■ WHAT YOU ARE ASKED TO DO ■
Print every record below exactly as written.

[Entries taken from a collection]
"""

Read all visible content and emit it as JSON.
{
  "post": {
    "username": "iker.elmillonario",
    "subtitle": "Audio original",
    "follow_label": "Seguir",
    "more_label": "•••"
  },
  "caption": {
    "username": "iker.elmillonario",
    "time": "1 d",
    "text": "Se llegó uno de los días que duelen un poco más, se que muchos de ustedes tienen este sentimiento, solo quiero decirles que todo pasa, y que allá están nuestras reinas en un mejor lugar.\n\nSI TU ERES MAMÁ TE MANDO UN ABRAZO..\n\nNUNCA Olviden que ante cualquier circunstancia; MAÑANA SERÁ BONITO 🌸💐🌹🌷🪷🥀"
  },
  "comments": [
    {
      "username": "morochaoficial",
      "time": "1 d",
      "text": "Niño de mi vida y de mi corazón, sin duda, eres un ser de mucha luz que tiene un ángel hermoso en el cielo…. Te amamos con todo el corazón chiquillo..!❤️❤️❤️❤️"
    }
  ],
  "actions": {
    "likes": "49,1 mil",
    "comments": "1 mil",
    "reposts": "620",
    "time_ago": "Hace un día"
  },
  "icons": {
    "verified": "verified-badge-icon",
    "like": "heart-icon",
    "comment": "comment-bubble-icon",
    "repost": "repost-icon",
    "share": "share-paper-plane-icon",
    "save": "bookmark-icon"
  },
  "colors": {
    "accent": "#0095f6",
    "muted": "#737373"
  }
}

"""

■ EXERCISE RESPONSE ■
Read all visible content and emit it as JSON.
{
  "post": {
    "username": "iker.elmillonario",
    "subtitle": "Audio original",
    "follow_label": "Seguir",
    "more_label": "•••"
  },
  "caption": {
    "username": "iker.elmillonario",
    "time": "1 d",
    "text": "Se llegó uno de los días que duelen un poco más, se que muchos de ustedes tienen este sentimiento, solo quiero decirles que todo pasa, y que allá están nuestras reinas en un mejor lugar.\n\nSI TU ERES MAMÁ TE MANDO UN ABRAZO..\n\nNUNCA Olviden que ante cualquier circunstancia; MAÑANA SERÁ BONITO 🌸💐🌹🌷🪷🥀"
  },
  "comments": [
    {
      "username": "morochaoficial",
      "time": "1 d",
      "text": "Niño de mi vida y de mi corazón, sin duda, eres un ser de mucha luz que tiene un ángel hermoso en el cielo…. Te amamos con todo el corazón chiquillo..!❤️❤️❤️❤️"
    }
  ],
  "actions": {
    "likes": "49,1 mil",
    "comments": "1 mil",
    "reposts": "620",
    "time_ago": "Hace un día"
  },
  "icons": {
    "verified": "verified-badge-icon",
    "like": "heart-icon",
    "comment": "comment-bubble-icon",
    "repost": "repost-icon",
    "share": "share-paper-plane-icon",
    "save": "bookmark-icon"
  },
  "colors": {
    "accent": "#0095f6",
    "muted": "#737373"
  }
}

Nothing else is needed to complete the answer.